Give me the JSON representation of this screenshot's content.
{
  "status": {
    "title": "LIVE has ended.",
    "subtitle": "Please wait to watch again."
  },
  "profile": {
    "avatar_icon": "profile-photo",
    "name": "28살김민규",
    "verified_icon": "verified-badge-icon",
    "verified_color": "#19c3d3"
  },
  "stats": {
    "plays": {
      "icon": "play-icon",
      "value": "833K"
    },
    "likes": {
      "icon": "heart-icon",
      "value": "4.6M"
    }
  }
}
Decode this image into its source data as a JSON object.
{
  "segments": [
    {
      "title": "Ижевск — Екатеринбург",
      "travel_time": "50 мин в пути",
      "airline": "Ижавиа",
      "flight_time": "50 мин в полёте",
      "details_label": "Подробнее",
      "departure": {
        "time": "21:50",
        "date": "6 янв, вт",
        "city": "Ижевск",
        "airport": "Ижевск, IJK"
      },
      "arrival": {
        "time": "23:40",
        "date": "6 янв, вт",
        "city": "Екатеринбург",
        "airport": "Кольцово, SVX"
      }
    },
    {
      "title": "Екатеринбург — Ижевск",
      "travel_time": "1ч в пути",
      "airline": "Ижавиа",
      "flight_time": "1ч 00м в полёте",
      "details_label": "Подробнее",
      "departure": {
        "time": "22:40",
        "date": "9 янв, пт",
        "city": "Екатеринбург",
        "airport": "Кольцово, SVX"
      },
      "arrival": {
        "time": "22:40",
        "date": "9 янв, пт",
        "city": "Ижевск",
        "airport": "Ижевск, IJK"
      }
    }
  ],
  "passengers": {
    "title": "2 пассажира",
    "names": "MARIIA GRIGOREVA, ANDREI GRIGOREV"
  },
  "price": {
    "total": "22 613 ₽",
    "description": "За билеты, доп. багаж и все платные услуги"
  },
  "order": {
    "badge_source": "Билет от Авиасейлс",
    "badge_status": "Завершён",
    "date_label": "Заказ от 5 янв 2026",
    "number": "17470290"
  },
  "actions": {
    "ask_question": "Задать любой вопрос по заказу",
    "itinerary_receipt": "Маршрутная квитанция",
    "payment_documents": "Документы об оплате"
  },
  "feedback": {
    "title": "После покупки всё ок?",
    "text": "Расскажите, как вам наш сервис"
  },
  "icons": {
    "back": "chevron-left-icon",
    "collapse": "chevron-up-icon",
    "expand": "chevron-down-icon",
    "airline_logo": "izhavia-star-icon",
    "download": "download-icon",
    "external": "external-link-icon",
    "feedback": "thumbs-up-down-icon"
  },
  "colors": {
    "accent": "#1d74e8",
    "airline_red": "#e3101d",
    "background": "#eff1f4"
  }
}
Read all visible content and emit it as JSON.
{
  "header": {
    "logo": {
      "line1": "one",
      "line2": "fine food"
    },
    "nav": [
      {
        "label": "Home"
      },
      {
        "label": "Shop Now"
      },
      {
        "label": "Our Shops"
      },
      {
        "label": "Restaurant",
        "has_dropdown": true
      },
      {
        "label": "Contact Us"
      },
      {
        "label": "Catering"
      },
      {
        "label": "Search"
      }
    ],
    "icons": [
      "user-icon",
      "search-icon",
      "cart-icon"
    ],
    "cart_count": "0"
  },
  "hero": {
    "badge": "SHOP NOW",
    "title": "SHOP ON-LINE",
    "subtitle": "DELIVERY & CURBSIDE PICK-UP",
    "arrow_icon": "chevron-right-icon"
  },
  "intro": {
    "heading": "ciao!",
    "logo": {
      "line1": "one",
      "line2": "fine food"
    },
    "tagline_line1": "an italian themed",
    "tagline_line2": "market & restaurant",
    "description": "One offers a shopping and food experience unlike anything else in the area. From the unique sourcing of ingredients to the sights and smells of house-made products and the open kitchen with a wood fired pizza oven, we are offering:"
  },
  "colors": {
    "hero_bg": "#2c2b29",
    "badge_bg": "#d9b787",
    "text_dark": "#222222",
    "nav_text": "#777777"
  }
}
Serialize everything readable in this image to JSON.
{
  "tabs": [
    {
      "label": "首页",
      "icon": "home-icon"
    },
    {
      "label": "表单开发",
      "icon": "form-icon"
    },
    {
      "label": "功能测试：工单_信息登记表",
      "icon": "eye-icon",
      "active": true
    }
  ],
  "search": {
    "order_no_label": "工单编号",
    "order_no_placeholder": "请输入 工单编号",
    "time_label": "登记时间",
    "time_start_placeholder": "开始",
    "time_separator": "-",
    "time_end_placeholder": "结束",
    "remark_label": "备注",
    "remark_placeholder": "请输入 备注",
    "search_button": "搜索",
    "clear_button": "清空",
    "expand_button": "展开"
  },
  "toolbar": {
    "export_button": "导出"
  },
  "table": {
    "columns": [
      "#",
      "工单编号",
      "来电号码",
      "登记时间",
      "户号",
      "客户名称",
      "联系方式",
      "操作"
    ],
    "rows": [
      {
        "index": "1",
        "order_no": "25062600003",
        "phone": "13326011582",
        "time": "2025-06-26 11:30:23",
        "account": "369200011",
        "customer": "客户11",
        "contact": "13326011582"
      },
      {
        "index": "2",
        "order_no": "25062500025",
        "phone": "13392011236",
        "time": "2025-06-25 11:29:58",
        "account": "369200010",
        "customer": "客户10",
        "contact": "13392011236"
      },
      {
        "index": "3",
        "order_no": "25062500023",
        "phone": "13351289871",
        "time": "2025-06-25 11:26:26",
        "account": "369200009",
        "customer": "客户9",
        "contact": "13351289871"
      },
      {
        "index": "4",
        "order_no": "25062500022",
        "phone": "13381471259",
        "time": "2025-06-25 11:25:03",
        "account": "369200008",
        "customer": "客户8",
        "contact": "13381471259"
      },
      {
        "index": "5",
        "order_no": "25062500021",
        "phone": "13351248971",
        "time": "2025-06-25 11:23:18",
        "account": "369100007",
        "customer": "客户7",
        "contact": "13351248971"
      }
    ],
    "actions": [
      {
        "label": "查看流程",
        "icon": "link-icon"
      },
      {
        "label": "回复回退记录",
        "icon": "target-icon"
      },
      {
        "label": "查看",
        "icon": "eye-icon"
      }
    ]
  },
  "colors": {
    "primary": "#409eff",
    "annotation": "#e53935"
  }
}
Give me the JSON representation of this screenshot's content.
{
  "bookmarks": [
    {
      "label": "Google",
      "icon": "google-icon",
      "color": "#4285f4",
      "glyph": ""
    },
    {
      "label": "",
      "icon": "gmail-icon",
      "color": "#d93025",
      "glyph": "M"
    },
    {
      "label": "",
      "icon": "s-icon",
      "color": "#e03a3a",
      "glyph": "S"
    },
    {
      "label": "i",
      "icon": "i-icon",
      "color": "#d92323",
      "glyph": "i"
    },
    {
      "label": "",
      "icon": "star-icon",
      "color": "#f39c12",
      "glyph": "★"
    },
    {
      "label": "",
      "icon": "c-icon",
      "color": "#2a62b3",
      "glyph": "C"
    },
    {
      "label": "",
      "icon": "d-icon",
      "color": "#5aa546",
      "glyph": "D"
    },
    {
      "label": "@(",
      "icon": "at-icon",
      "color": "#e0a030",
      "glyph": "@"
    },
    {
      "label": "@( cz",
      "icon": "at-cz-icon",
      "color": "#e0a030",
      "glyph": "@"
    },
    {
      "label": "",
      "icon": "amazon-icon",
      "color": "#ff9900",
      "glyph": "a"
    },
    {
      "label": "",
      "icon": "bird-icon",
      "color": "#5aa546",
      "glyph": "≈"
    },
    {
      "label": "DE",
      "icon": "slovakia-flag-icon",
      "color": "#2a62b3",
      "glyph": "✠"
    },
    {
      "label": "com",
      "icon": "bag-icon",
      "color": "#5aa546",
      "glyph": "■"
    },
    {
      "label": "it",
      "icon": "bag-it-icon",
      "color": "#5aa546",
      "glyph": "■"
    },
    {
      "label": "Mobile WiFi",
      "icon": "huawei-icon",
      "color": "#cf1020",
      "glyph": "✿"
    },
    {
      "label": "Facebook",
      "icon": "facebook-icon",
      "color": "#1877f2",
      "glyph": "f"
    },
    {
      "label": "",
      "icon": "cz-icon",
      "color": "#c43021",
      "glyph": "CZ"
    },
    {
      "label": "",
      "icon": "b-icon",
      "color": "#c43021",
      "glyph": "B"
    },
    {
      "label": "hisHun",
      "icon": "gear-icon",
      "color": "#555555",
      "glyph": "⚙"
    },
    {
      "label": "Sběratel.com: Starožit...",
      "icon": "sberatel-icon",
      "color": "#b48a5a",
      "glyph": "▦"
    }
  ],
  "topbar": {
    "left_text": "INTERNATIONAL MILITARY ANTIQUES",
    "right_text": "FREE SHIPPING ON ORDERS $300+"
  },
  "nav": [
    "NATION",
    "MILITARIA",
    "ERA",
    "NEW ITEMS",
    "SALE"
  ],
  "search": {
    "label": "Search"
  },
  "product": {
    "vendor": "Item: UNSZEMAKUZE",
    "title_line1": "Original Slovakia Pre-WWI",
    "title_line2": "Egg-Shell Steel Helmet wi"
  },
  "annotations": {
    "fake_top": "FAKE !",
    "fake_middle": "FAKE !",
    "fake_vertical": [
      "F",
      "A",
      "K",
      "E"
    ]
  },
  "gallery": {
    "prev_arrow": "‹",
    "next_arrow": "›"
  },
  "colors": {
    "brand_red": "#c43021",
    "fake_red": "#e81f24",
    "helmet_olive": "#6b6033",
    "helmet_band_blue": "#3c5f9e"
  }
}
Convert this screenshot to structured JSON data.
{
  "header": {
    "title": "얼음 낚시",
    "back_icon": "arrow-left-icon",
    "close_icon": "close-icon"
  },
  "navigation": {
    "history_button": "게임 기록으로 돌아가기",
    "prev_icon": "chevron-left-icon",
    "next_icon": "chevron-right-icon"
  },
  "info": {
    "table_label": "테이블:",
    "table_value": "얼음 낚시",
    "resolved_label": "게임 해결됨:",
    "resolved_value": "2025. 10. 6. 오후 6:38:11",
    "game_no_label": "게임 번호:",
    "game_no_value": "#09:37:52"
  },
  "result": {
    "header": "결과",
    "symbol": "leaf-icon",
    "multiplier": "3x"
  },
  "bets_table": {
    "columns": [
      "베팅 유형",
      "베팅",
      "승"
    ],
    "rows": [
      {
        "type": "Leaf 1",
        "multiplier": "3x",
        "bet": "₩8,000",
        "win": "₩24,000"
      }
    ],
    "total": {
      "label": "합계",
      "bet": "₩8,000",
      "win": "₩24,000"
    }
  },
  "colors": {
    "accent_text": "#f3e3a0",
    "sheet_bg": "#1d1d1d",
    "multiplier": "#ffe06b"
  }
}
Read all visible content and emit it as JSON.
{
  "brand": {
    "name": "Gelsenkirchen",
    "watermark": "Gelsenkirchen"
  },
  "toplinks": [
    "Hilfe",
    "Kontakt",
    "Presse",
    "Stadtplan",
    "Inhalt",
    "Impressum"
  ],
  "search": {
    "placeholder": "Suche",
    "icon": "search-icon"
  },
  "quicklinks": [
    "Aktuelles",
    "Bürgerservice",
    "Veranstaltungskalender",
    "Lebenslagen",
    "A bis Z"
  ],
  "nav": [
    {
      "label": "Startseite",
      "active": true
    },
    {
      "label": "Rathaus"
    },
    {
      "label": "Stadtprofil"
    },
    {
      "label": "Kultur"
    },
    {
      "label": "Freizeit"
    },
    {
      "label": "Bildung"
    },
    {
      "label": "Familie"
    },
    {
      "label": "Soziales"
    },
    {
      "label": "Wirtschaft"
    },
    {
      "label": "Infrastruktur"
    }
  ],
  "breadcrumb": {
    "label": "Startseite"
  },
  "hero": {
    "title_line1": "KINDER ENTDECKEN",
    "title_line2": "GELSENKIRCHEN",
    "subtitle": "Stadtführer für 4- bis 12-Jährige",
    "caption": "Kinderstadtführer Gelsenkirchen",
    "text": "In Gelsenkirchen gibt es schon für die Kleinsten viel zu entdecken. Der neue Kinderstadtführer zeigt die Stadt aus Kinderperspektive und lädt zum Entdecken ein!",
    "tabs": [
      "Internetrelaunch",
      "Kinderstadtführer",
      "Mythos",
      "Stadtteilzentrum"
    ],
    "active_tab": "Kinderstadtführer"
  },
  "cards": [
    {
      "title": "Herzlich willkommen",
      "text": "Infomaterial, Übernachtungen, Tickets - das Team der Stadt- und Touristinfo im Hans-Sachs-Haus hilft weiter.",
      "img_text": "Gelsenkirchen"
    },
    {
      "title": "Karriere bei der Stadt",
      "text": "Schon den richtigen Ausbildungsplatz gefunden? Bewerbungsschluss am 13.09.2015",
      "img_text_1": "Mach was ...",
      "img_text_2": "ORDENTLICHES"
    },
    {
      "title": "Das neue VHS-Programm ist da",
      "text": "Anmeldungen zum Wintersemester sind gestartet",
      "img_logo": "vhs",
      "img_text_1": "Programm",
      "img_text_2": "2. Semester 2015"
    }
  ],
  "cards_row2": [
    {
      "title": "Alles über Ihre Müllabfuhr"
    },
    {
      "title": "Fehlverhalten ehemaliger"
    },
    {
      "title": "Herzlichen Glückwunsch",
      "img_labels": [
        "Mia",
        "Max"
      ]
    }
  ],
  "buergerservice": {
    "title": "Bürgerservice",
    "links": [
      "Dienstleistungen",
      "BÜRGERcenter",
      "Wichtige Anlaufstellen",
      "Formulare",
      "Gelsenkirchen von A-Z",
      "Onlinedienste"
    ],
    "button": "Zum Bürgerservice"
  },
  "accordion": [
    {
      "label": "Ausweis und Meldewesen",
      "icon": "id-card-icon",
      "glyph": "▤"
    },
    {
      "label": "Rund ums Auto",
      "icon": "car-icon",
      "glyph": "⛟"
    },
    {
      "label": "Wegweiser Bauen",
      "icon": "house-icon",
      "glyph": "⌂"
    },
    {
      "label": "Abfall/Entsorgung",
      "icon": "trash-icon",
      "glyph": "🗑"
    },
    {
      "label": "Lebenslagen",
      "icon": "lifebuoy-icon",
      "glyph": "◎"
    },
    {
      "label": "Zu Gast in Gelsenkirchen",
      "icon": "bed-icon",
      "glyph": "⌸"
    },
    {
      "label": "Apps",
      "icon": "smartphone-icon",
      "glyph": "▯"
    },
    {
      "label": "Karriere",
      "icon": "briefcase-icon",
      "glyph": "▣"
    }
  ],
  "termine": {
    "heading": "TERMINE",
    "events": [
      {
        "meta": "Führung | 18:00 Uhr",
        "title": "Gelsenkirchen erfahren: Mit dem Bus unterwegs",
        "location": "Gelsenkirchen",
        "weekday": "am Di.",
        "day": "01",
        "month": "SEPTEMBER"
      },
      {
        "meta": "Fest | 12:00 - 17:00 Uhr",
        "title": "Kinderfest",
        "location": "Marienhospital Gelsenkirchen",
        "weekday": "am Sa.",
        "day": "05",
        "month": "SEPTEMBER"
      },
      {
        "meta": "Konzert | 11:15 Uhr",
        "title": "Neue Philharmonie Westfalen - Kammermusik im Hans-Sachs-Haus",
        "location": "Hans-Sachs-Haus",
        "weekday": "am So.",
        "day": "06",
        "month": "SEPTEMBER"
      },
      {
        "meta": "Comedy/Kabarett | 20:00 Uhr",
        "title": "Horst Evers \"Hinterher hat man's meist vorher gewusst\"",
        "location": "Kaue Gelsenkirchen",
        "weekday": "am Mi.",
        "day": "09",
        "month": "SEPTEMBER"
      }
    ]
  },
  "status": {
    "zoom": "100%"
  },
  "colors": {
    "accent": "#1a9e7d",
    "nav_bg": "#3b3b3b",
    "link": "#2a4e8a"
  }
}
________________________
§ **CHALLENGE**
Tally the lines above that contain the word "house", and reply with only the number.

§ **TASK RESULT**
2